▸ STATED GOAL: Count every line below that contains "JSON", then state the total with no other output.

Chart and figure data
□ □ □
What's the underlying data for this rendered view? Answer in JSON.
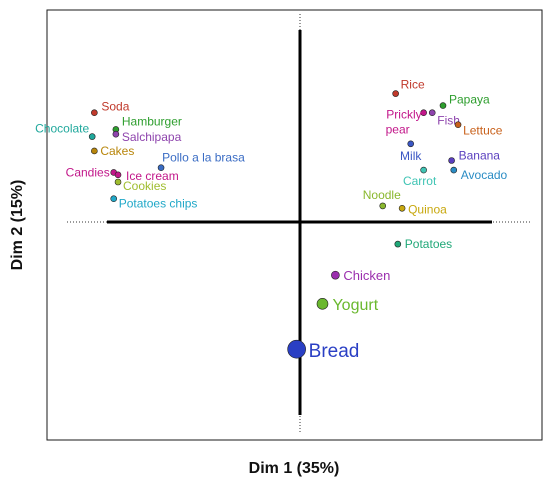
{
  "chart_data": {
    "type": "scatter",
    "title": "",
    "xlabel": "Dim 1 (35%)",
    "ylabel": "Dim 2 (15%)",
    "xlim": [
      -1.12,
      1.18
    ],
    "ylim": [
      -0.94,
      0.86
    ],
    "grid": false,
    "legend": "none",
    "points": [
      {
        "label": "Soda",
        "x": -0.9,
        "y": 0.43,
        "color": "#c0392b",
        "size": "small"
      },
      {
        "label": "Hamburger",
        "x": -0.8,
        "y": 0.36,
        "color": "#2e9e2e",
        "size": "small"
      },
      {
        "label": "Chocolate",
        "x": -0.91,
        "y": 0.33,
        "color": "#20a89c",
        "size": "small"
      },
      {
        "label": "Salchipapa",
        "x": -0.8,
        "y": 0.34,
        "color": "#8e44ad",
        "size": "small"
      },
      {
        "label": "Cakes",
        "x": -0.9,
        "y": 0.27,
        "color": "#b8860b",
        "size": "small"
      },
      {
        "label": "Pollo a la brasa",
        "x": -0.59,
        "y": 0.2,
        "color": "#3a6cc4",
        "size": "small"
      },
      {
        "label": "Candies",
        "x": -0.81,
        "y": 0.18,
        "color": "#c2178a",
        "size": "small"
      },
      {
        "label": "Ice cream",
        "x": -0.79,
        "y": 0.17,
        "color": "#c2178a",
        "size": "small"
      },
      {
        "label": "Cookies",
        "x": -0.79,
        "y": 0.14,
        "color": "#9fbd2e",
        "size": "small"
      },
      {
        "label": "Potatoes chips",
        "x": -0.81,
        "y": 0.07,
        "color": "#20a8c8",
        "size": "small"
      },
      {
        "label": "Rice",
        "x": 0.5,
        "y": 0.51,
        "color": "#c0392b",
        "size": "small"
      },
      {
        "label": "Papaya",
        "x": 0.72,
        "y": 0.46,
        "color": "#2e9e2e",
        "size": "small"
      },
      {
        "label": "Prickly pear",
        "x": 0.63,
        "y": 0.43,
        "color": "#c2178a",
        "size": "small"
      },
      {
        "label": "Fish",
        "x": 0.67,
        "y": 0.43,
        "color": "#8e44ad",
        "size": "small"
      },
      {
        "label": "Lettuce",
        "x": 0.79,
        "y": 0.38,
        "color": "#c8601a",
        "size": "small"
      },
      {
        "label": "Milk",
        "x": 0.57,
        "y": 0.3,
        "color": "#3a56c4",
        "size": "small"
      },
      {
        "label": "Banana",
        "x": 0.76,
        "y": 0.23,
        "color": "#5a3fbf",
        "size": "small"
      },
      {
        "label": "Carrot",
        "x": 0.63,
        "y": 0.19,
        "color": "#3fc4b4",
        "size": "small"
      },
      {
        "label": "Avocado",
        "x": 0.77,
        "y": 0.19,
        "color": "#2a8cc4",
        "size": "small"
      },
      {
        "label": "Noodle",
        "x": 0.44,
        "y": 0.04,
        "color": "#8ab82e",
        "size": "small"
      },
      {
        "label": "Quinoa",
        "x": 0.53,
        "y": 0.03,
        "color": "#c8a80e",
        "size": "small"
      },
      {
        "label": "Potatoes",
        "x": 0.51,
        "y": -0.12,
        "color": "#20a878",
        "size": "small"
      },
      {
        "label": "Chicken",
        "x": 0.22,
        "y": -0.25,
        "color": "#9b2fae",
        "size": "medium"
      },
      {
        "label": "Yogurt",
        "x": 0.16,
        "y": -0.37,
        "color": "#6ab82e",
        "size": "large"
      },
      {
        "label": "Bread",
        "x": 0.04,
        "y": -0.56,
        "color": "#2a3fc4",
        "size": "xlarge"
      }
    ]
  }
}
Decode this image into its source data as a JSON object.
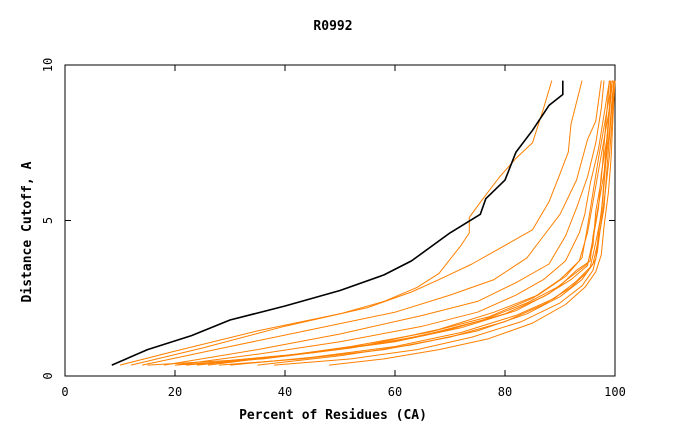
{
  "chart_data": {
    "type": "line",
    "title": "R0992",
    "xlabel": "Percent of Residues (CA)",
    "ylabel": "Distance Cutoff, A",
    "xlim": [
      0,
      100
    ],
    "ylim": [
      0,
      10
    ],
    "xticks": [
      0,
      20,
      40,
      60,
      80,
      100
    ],
    "yticks": [
      0,
      5,
      10
    ],
    "grid": false,
    "legend": "none",
    "colors": {
      "highlight": "#000000",
      "others": "#ff8000"
    },
    "series": [
      {
        "style": "highlight",
        "points": [
          [
            8.5,
            0.35
          ],
          [
            15,
            0.85
          ],
          [
            23,
            1.3
          ],
          [
            30,
            1.8
          ],
          [
            40,
            2.25
          ],
          [
            50,
            2.75
          ],
          [
            58,
            3.25
          ],
          [
            63,
            3.7
          ],
          [
            70,
            4.6
          ],
          [
            75.5,
            5.2
          ],
          [
            76.5,
            5.7
          ],
          [
            80,
            6.3
          ],
          [
            82,
            7.2
          ],
          [
            85,
            7.9
          ],
          [
            88,
            8.7
          ],
          [
            90.5,
            9.05
          ],
          [
            90.5,
            9.5
          ]
        ]
      },
      {
        "style": "other",
        "points": [
          [
            10,
            0.35
          ],
          [
            20,
            0.8
          ],
          [
            35,
            1.45
          ],
          [
            50,
            2.0
          ],
          [
            58,
            2.4
          ],
          [
            64,
            2.85
          ],
          [
            68,
            3.3
          ],
          [
            72,
            4.2
          ],
          [
            73.5,
            4.6
          ],
          [
            73.5,
            5.1
          ],
          [
            76,
            5.7
          ],
          [
            79,
            6.4
          ],
          [
            82,
            7.0
          ],
          [
            85,
            7.5
          ],
          [
            87,
            8.6
          ],
          [
            88.5,
            9.5
          ]
        ]
      },
      {
        "style": "other",
        "points": [
          [
            12,
            0.35
          ],
          [
            25,
            0.9
          ],
          [
            40,
            1.6
          ],
          [
            55,
            2.2
          ],
          [
            63,
            2.7
          ],
          [
            68,
            3.1
          ],
          [
            74,
            3.6
          ],
          [
            80,
            4.2
          ],
          [
            85,
            4.7
          ],
          [
            88,
            5.6
          ],
          [
            90,
            6.5
          ],
          [
            91.5,
            7.2
          ],
          [
            92,
            8.1
          ],
          [
            94,
            9.5
          ]
        ]
      },
      {
        "style": "other",
        "points": [
          [
            14,
            0.35
          ],
          [
            30,
            0.95
          ],
          [
            45,
            1.5
          ],
          [
            60,
            2.05
          ],
          [
            70,
            2.6
          ],
          [
            78,
            3.1
          ],
          [
            84,
            3.8
          ],
          [
            87,
            4.5
          ],
          [
            90,
            5.2
          ],
          [
            93,
            6.3
          ],
          [
            95,
            7.6
          ],
          [
            96.5,
            8.2
          ],
          [
            97.5,
            9.5
          ]
        ]
      },
      {
        "style": "other",
        "points": [
          [
            18,
            0.35
          ],
          [
            35,
            0.85
          ],
          [
            50,
            1.35
          ],
          [
            65,
            1.95
          ],
          [
            75,
            2.4
          ],
          [
            82,
            3.0
          ],
          [
            88,
            3.6
          ],
          [
            91,
            4.5
          ],
          [
            93,
            5.4
          ],
          [
            95,
            6.4
          ],
          [
            96.5,
            7.5
          ],
          [
            97.5,
            8.6
          ],
          [
            98,
            9.5
          ]
        ]
      },
      {
        "style": "other",
        "points": [
          [
            20,
            0.35
          ],
          [
            35,
            0.7
          ],
          [
            50,
            1.1
          ],
          [
            65,
            1.6
          ],
          [
            75,
            2.05
          ],
          [
            82,
            2.6
          ],
          [
            87,
            3.1
          ],
          [
            91,
            3.7
          ],
          [
            93.5,
            4.6
          ],
          [
            94.5,
            5.2
          ],
          [
            95.5,
            6.2
          ],
          [
            97,
            7.3
          ],
          [
            98,
            8.4
          ],
          [
            99,
            9.5
          ]
        ]
      },
      {
        "style": "other",
        "points": [
          [
            22,
            0.35
          ],
          [
            38,
            0.6
          ],
          [
            52,
            0.95
          ],
          [
            66,
            1.4
          ],
          [
            77,
            1.9
          ],
          [
            85,
            2.5
          ],
          [
            90,
            3.1
          ],
          [
            93.5,
            3.7
          ],
          [
            95,
            4.6
          ],
          [
            96,
            5.6
          ],
          [
            97,
            6.6
          ],
          [
            98,
            7.6
          ],
          [
            99,
            8.6
          ],
          [
            99.5,
            9.5
          ]
        ]
      },
      {
        "style": "other",
        "points": [
          [
            24,
            0.35
          ],
          [
            40,
            0.65
          ],
          [
            55,
            1.0
          ],
          [
            68,
            1.5
          ],
          [
            78,
            2.05
          ],
          [
            86,
            2.6
          ],
          [
            91,
            3.2
          ],
          [
            94,
            3.8
          ],
          [
            95,
            4.8
          ],
          [
            96,
            5.9
          ],
          [
            97,
            7.0
          ],
          [
            98,
            8.0
          ],
          [
            99,
            9.0
          ],
          [
            99.5,
            9.5
          ]
        ]
      },
      {
        "style": "other",
        "points": [
          [
            20,
            0.35
          ],
          [
            36,
            0.55
          ],
          [
            52,
            0.9
          ],
          [
            65,
            1.3
          ],
          [
            76,
            1.8
          ],
          [
            84,
            2.35
          ],
          [
            90,
            2.9
          ],
          [
            93,
            3.4
          ],
          [
            95.5,
            3.7
          ],
          [
            96,
            4.5
          ],
          [
            97,
            5.5
          ],
          [
            98,
            6.5
          ],
          [
            98.5,
            7.6
          ],
          [
            99,
            8.7
          ],
          [
            99.5,
            9.5
          ]
        ]
      },
      {
        "style": "other",
        "points": [
          [
            15,
            0.35
          ],
          [
            30,
            0.5
          ],
          [
            45,
            0.75
          ],
          [
            60,
            1.1
          ],
          [
            72,
            1.55
          ],
          [
            82,
            2.1
          ],
          [
            88,
            2.65
          ],
          [
            92,
            3.2
          ],
          [
            95,
            3.6
          ],
          [
            96,
            4.2
          ],
          [
            96.5,
            5.3
          ],
          [
            97.5,
            6.3
          ],
          [
            98,
            7.4
          ],
          [
            98.5,
            8.5
          ],
          [
            99,
            9.5
          ]
        ]
      },
      {
        "style": "other",
        "points": [
          [
            26,
            0.35
          ],
          [
            42,
            0.7
          ],
          [
            58,
            1.05
          ],
          [
            70,
            1.5
          ],
          [
            80,
            2.0
          ],
          [
            87,
            2.55
          ],
          [
            92,
            3.1
          ],
          [
            95,
            3.55
          ],
          [
            96,
            4.4
          ],
          [
            97,
            5.4
          ],
          [
            97.5,
            6.5
          ],
          [
            98.5,
            7.6
          ],
          [
            99,
            8.6
          ],
          [
            99.2,
            9.5
          ]
        ]
      },
      {
        "style": "other",
        "points": [
          [
            30,
            0.35
          ],
          [
            45,
            0.6
          ],
          [
            60,
            0.95
          ],
          [
            72,
            1.4
          ],
          [
            82,
            1.95
          ],
          [
            89,
            2.5
          ],
          [
            93,
            3.05
          ],
          [
            95.5,
            3.5
          ],
          [
            96.5,
            4.3
          ],
          [
            97.5,
            5.2
          ],
          [
            98,
            6.3
          ],
          [
            98.5,
            7.4
          ],
          [
            99,
            8.5
          ],
          [
            99.5,
            9.5
          ]
        ]
      },
      {
        "style": "other",
        "points": [
          [
            35,
            0.35
          ],
          [
            50,
            0.65
          ],
          [
            63,
            1.0
          ],
          [
            75,
            1.45
          ],
          [
            84,
            2.0
          ],
          [
            90,
            2.55
          ],
          [
            94,
            3.1
          ],
          [
            96,
            3.6
          ],
          [
            97,
            4.4
          ],
          [
            98,
            5.4
          ],
          [
            98.5,
            6.6
          ],
          [
            99,
            7.7
          ],
          [
            99.5,
            8.8
          ],
          [
            99.8,
            9.5
          ]
        ]
      },
      {
        "style": "other",
        "points": [
          [
            28,
            0.35
          ],
          [
            43,
            0.55
          ],
          [
            58,
            0.85
          ],
          [
            70,
            1.25
          ],
          [
            80,
            1.75
          ],
          [
            87,
            2.3
          ],
          [
            92,
            2.85
          ],
          [
            95,
            3.35
          ],
          [
            96.5,
            3.75
          ],
          [
            97,
            4.6
          ],
          [
            97.8,
            5.7
          ],
          [
            98.3,
            6.8
          ],
          [
            99,
            7.9
          ],
          [
            99.5,
            9.0
          ],
          [
            99.8,
            9.5
          ]
        ]
      },
      {
        "style": "other",
        "points": [
          [
            38,
            0.35
          ],
          [
            52,
            0.55
          ],
          [
            64,
            0.85
          ],
          [
            74,
            1.25
          ],
          [
            83,
            1.75
          ],
          [
            90,
            2.35
          ],
          [
            94,
            2.9
          ],
          [
            96,
            3.4
          ],
          [
            96.8,
            4.0
          ],
          [
            97.5,
            5.0
          ],
          [
            98.3,
            6.0
          ],
          [
            99,
            7.1
          ],
          [
            99.5,
            8.3
          ],
          [
            99.8,
            9.5
          ]
        ]
      },
      {
        "style": "other",
        "points": [
          [
            48,
            0.35
          ],
          [
            58,
            0.55
          ],
          [
            68,
            0.85
          ],
          [
            77,
            1.2
          ],
          [
            85,
            1.7
          ],
          [
            91,
            2.3
          ],
          [
            94.5,
            2.85
          ],
          [
            96.5,
            3.35
          ],
          [
            97.5,
            3.9
          ],
          [
            98,
            4.8
          ],
          [
            98.8,
            5.9
          ],
          [
            99.3,
            7.0
          ],
          [
            99.6,
            8.2
          ],
          [
            100,
            9.5
          ]
        ]
      }
    ]
  }
}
□ □ □
▸ ANSWER FOR THE TASK: 2